_Objective_
All of the data needs to be repeated exactly.

_Supplied material_
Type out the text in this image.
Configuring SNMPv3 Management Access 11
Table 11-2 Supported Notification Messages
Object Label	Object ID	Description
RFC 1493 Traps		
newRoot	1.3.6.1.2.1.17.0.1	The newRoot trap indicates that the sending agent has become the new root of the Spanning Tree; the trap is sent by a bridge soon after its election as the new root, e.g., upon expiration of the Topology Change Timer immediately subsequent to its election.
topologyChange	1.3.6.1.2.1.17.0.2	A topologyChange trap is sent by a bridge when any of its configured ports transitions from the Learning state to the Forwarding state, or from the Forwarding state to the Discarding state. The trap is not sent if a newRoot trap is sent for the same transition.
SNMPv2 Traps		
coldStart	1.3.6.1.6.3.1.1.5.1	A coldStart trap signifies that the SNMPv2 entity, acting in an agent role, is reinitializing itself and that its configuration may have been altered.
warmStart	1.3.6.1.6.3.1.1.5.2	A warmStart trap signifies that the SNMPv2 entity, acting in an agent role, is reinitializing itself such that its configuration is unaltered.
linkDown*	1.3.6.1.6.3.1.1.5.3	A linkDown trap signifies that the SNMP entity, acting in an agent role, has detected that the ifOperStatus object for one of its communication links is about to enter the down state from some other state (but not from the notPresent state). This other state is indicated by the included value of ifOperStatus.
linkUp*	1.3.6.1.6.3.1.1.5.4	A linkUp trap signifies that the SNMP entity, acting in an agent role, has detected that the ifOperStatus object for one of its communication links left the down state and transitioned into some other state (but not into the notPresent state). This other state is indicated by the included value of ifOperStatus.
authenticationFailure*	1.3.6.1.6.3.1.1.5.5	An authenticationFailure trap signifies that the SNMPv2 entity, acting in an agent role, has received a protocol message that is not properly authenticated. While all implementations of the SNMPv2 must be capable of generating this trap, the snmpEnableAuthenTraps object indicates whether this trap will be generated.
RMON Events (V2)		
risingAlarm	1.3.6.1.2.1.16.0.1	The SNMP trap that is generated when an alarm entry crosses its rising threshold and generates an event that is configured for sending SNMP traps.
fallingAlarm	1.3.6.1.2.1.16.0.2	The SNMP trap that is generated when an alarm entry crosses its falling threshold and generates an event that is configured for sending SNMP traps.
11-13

_Response below_
Type out the text in this image.
Configuring SNMPv3 Management Access 11
Table 11-2 Supported Notification Messages
Object Label	Object ID	Description
RFC 1493 Traps		
newRoot	1.3.6.1.2.1.17.0.1	The newRoot trap indicates that the sending agent has become the new root of the Spanning Tree; the trap is sent by a bridge soon after its election as the new root, e.g., upon expiration of the Topology Change Timer immediately subsequent to its election.
topologyChange	1.3.6.1.2.1.17.0.2	A topologyChange trap is sent by a bridge when any of its configured ports transitions from the Learning state to the Forwarding state, or from the Forwarding state to the Discarding state. The trap is not sent if a newRoot trap is sent for the same transition.
SNMPv2 Traps		
coldStart	1.3.6.1.6.3.1.1.5.1	A coldStart trap signifies that the SNMPv2 entity, acting in an agent role, is reinitializing itself and that its configuration may have been altered.
warmStart	1.3.6.1.6.3.1.1.5.2	A warmStart trap signifies that the SNMPv2 entity, acting in an agent role, is reinitializing itself such that its configuration is unaltered.
linkDown*	1.3.6.1.6.3.1.1.5.3	A linkDown trap signifies that the SNMP entity, acting in an agent role, has detected that the ifOperStatus object for one of its communication links is about to enter the down state from some other state (but not from the notPresent state). This other state is indicated by the included value of ifOperStatus.
linkUp*	1.3.6.1.6.3.1.1.5.4	A linkUp trap signifies that the SNMP entity, acting in an agent role, has detected that the ifOperStatus object for one of its communication links left the down state and transitioned into some other state (but not into the notPresent state). This other state is indicated by the included value of ifOperStatus.
authenticationFailure*	1.3.6.1.6.3.1.1.5.5	An authenticationFailure trap signifies that the SNMPv2 entity, acting in an agent role, has received a protocol message that is not properly authenticated. While all implementations of the SNMPv2 must be capable of generating this trap, the snmpEnableAuthenTraps object indicates whether this trap will be generated.
RMON Events (V2)		
risingAlarm	1.3.6.1.2.1.16.0.1	The SNMP trap that is generated when an alarm entry crosses its rising threshold and generates an event that is configured for sending SNMP traps.
fallingAlarm	1.3.6.1.2.1.16.0.2	The SNMP trap that is generated when an alarm entry crosses its falling threshold and generates an event that is configured for sending SNMP traps.
11-13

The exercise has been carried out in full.